● **Written request**
Select and copy out every line in the records containing "Tehran".

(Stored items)
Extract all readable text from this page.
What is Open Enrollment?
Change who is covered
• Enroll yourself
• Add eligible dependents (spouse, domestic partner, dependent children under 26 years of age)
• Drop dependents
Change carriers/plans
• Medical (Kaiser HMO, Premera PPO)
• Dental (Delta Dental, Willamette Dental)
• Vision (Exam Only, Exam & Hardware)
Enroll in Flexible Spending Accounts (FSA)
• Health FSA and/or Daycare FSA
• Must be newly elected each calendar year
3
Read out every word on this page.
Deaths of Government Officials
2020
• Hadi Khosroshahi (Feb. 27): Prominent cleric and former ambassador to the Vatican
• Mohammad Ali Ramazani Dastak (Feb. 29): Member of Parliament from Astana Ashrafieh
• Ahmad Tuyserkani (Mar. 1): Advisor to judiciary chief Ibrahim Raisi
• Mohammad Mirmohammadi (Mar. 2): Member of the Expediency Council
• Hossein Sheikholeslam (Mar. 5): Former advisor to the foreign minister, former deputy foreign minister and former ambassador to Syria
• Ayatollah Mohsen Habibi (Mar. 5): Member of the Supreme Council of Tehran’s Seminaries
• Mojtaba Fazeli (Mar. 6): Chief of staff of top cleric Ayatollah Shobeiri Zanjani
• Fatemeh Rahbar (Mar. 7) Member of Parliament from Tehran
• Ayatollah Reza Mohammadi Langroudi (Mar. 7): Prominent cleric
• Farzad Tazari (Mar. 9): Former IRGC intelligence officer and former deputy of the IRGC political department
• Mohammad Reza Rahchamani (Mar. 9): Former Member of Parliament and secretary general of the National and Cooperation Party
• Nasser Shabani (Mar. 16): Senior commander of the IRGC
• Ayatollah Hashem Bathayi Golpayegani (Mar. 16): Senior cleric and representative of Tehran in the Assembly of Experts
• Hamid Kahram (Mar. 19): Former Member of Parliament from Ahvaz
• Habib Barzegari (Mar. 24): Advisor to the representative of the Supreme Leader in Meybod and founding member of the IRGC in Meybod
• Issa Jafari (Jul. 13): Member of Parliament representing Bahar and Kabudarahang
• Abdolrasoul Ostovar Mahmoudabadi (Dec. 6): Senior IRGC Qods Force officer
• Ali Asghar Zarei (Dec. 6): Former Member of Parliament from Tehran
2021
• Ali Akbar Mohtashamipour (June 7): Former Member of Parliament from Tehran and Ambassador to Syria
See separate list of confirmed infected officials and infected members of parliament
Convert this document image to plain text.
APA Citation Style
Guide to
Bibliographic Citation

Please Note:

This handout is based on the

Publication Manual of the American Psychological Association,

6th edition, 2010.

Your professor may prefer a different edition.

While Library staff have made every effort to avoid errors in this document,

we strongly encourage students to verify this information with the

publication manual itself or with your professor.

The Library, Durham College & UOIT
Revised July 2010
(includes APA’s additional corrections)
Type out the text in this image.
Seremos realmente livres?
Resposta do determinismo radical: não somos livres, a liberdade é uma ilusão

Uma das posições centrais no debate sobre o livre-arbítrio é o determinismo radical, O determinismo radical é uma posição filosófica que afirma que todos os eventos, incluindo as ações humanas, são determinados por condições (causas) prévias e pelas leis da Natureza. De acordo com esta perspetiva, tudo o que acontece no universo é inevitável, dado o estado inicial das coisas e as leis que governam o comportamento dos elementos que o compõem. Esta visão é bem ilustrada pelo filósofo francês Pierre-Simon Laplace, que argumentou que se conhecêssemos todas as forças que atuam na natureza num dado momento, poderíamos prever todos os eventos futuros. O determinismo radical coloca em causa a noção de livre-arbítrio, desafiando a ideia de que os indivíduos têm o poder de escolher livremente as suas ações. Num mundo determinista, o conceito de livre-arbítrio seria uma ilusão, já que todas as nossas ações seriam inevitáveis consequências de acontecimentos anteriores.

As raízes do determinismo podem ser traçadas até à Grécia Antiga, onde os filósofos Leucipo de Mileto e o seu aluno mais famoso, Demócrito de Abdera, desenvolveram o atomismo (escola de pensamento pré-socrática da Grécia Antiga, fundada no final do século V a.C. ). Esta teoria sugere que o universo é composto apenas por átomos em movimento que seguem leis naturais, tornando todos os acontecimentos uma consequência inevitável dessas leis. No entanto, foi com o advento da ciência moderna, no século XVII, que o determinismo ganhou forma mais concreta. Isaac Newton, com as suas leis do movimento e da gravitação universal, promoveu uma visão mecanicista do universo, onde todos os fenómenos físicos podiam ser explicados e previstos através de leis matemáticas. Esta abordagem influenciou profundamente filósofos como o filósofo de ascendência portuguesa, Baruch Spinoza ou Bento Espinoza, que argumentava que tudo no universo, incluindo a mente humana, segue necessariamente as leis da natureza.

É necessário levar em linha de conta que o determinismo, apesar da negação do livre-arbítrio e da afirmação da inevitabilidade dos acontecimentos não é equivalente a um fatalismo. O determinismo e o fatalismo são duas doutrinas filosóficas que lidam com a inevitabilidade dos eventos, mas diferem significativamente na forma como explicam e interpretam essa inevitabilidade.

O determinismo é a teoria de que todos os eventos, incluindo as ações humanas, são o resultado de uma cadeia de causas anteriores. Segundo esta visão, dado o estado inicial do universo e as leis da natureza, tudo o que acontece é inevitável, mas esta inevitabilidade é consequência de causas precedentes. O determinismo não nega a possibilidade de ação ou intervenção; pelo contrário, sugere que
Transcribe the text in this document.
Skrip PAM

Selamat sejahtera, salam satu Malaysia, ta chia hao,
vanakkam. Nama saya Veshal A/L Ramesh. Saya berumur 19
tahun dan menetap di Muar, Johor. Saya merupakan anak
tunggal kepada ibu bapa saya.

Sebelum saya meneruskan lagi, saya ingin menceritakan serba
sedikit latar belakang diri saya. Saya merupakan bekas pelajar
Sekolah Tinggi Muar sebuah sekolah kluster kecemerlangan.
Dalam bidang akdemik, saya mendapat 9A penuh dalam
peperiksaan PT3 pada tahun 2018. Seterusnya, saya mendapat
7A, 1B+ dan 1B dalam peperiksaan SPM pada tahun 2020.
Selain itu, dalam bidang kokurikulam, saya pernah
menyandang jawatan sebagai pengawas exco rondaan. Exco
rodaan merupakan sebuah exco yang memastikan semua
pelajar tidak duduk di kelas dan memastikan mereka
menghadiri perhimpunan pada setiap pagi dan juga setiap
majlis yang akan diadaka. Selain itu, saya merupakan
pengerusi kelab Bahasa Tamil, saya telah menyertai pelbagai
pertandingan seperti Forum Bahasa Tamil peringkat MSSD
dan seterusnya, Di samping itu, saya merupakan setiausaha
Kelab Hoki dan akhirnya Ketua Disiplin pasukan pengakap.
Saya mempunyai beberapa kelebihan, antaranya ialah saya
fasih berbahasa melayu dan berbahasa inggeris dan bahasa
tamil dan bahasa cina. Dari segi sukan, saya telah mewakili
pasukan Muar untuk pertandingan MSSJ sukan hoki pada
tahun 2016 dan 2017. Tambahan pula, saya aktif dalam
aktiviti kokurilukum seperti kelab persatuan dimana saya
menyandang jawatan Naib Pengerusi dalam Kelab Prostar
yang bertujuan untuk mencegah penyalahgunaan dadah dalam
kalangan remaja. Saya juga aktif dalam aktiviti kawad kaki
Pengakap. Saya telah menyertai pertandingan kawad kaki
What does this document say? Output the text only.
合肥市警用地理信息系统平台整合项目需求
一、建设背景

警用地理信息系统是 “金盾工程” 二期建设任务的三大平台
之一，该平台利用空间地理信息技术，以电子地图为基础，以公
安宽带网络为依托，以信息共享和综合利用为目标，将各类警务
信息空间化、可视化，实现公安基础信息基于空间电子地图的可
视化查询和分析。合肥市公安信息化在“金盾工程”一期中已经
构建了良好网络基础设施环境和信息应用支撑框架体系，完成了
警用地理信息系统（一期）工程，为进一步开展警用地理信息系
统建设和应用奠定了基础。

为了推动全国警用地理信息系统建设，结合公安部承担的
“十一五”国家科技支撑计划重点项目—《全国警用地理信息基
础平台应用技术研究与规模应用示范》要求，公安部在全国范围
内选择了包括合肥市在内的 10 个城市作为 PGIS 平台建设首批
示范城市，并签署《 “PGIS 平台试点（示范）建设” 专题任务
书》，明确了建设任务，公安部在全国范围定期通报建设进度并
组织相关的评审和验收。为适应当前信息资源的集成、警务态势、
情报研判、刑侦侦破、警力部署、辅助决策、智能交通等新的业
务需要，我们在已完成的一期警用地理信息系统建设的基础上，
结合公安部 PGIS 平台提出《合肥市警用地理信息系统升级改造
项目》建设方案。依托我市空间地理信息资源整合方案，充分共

● **Task output**
• Ayatollah Mohsen Habibi (Mar. 5): Member of the Supreme Council of Tehran’s Seminaries
• Fatemeh Rahbar (Mar. 7) Member of Parliament from Tehran
• Ayatollah Hashem Bathayi Golpayegani (Mar. 16): Senior cleric and representative of Tehran in the Assembly of Experts
• Ali Asghar Zarei (Dec. 6): Former Member of Parliament from Tehran
• Ali Akbar Mohtashamipour (June 7): Former Member of Parliament from Tehran and Ambassador to Syria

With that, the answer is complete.